Repeat each line of the material below exactly as it appears, minus any pictures.

## Recorded information

⁂

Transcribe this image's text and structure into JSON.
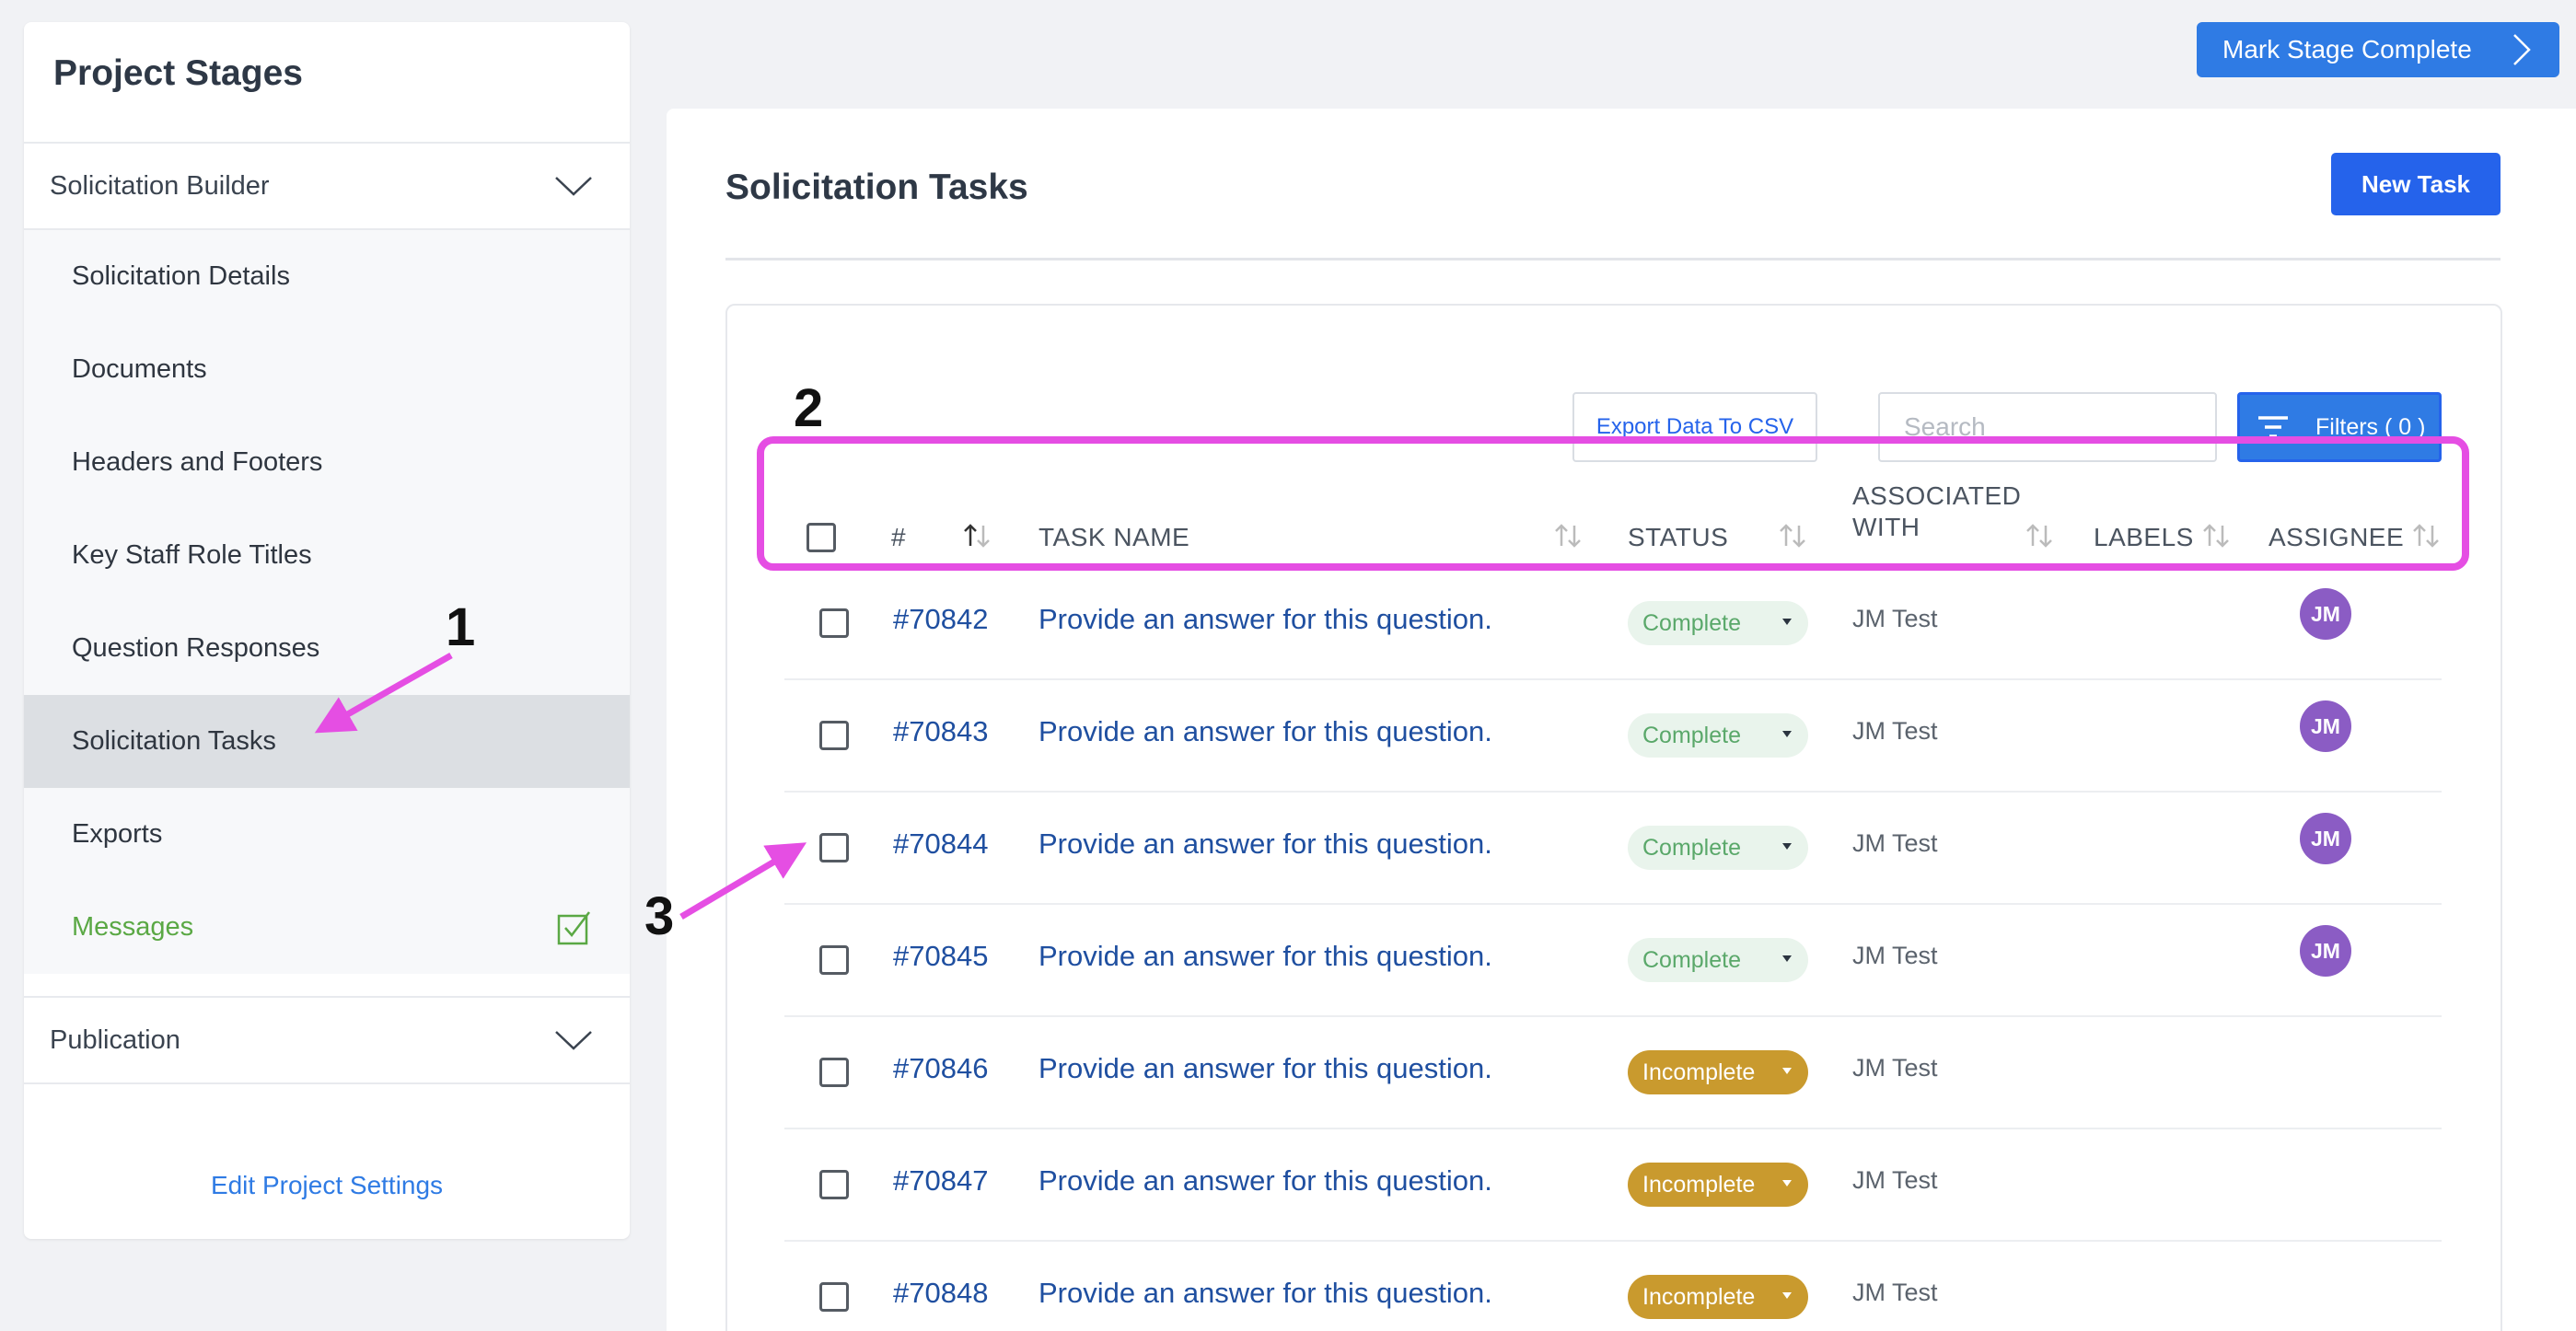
{
  "sidebar": {
    "title": "Project Stages",
    "stage1": "Solicitation Builder",
    "items": [
      {
        "label": "Solicitation Details"
      },
      {
        "label": "Documents"
      },
      {
        "label": "Headers and Footers"
      },
      {
        "label": "Key Staff Role Titles"
      },
      {
        "label": "Question Responses"
      },
      {
        "label": "Solicitation Tasks"
      },
      {
        "label": "Exports"
      },
      {
        "label": "Messages"
      }
    ],
    "stage2": "Publication",
    "edit_settings": "Edit Project Settings"
  },
  "top": {
    "mark_complete": "Mark Stage Complete"
  },
  "main": {
    "title": "Solicitation Tasks",
    "new_task": "New Task",
    "export": "Export Data To CSV",
    "search_placeholder": "Search",
    "filters": "Filters ( 0 )"
  },
  "table": {
    "headers": {
      "num": "#",
      "task_name": "TASK NAME",
      "status": "STATUS",
      "assoc_line1": "ASSOCIATED",
      "assoc_line2": "WITH",
      "labels": "LABELS",
      "assignee": "ASSIGNEE"
    },
    "rows": [
      {
        "id": "#70842",
        "name": "Provide an answer for this question.",
        "status": "Complete",
        "assoc": "JM Test",
        "assignee": "JM"
      },
      {
        "id": "#70843",
        "name": "Provide an answer for this question.",
        "status": "Complete",
        "assoc": "JM Test",
        "assignee": "JM"
      },
      {
        "id": "#70844",
        "name": "Provide an answer for this question.",
        "status": "Complete",
        "assoc": "JM Test",
        "assignee": "JM"
      },
      {
        "id": "#70845",
        "name": "Provide an answer for this question.",
        "status": "Complete",
        "assoc": "JM Test",
        "assignee": "JM"
      },
      {
        "id": "#70846",
        "name": "Provide an answer for this question.",
        "status": "Incomplete",
        "assoc": "JM Test",
        "assignee": ""
      },
      {
        "id": "#70847",
        "name": "Provide an answer for this question.",
        "status": "Incomplete",
        "assoc": "JM Test",
        "assignee": ""
      },
      {
        "id": "#70848",
        "name": "Provide an answer for this question.",
        "status": "Incomplete",
        "assoc": "JM Test",
        "assignee": ""
      }
    ]
  },
  "annotations": {
    "a1": "1",
    "a2": "2",
    "a3": "3"
  },
  "colors": {
    "accent": "#2f7be4",
    "annotation": "#e54ee3",
    "complete_bg": "#e9f4ec",
    "incomplete_bg": "#c99a2e",
    "avatar": "#8b5cc4"
  }
}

⁂

## Answer to the task
Transcribe this image's text and structure into JSON.
{
  "sidebar": {
    "title": "Project Stages",
    "stage1": "Solicitation Builder",
    "items": [
      {
        "label": "Solicitation Details"
      },
      {
        "label": "Documents"
      },
      {
        "label": "Headers and Footers"
      },
      {
        "label": "Key Staff Role Titles"
      },
      {
        "label": "Question Responses"
      },
      {
        "label": "Solicitation Tasks"
      },
      {
        "label": "Exports"
      },
      {
        "label": "Messages"
      }
    ],
    "stage2": "Publication",
    "edit_settings": "Edit Project Settings"
  },
  "top": {
    "mark_complete": "Mark Stage Complete"
  },
  "main": {
    "title": "Solicitation Tasks",
    "new_task": "New Task",
    "export": "Export Data To CSV",
    "search_placeholder": "Search",
    "filters": "Filters ( 0 )"
  },
  "table": {
    "headers": {
      "num": "#",
      "task_name": "TASK NAME",
      "status": "STATUS",
      "assoc_line1": "ASSOCIATED",
      "assoc_line2": "WITH",
      "labels": "LABELS",
      "assignee": "ASSIGNEE"
    },
    "rows": [
      {
        "id": "#70842",
        "name": "Provide an answer for this question.",
        "status": "Complete",
        "assoc": "JM Test",
        "assignee": "JM"
      },
      {
        "id": "#70843",
        "name": "Provide an answer for this question.",
        "status": "Complete",
        "assoc": "JM Test",
        "assignee": "JM"
      },
      {
        "id": "#70844",
        "name": "Provide an answer for this question.",
        "status": "Complete",
        "assoc": "JM Test",
        "assignee": "JM"
      },
      {
        "id": "#70845",
        "name": "Provide an answer for this question.",
        "status": "Complete",
        "assoc": "JM Test",
        "assignee": "JM"
      },
      {
        "id": "#70846",
        "name": "Provide an answer for this question.",
        "status": "Incomplete",
        "assoc": "JM Test",
        "assignee": ""
      },
      {
        "id": "#70847",
        "name": "Provide an answer for this question.",
        "status": "Incomplete",
        "assoc": "JM Test",
        "assignee": ""
      },
      {
        "id": "#70848",
        "name": "Provide an answer for this question.",
        "status": "Incomplete",
        "assoc": "JM Test",
        "assignee": ""
      }
    ]
  },
  "annotations": {
    "a1": "1",
    "a2": "2",
    "a3": "3"
  },
  "colors": {
    "accent": "#2f7be4",
    "annotation": "#e54ee3",
    "complete_bg": "#e9f4ec",
    "incomplete_bg": "#c99a2e",
    "avatar": "#8b5cc4"
  }
}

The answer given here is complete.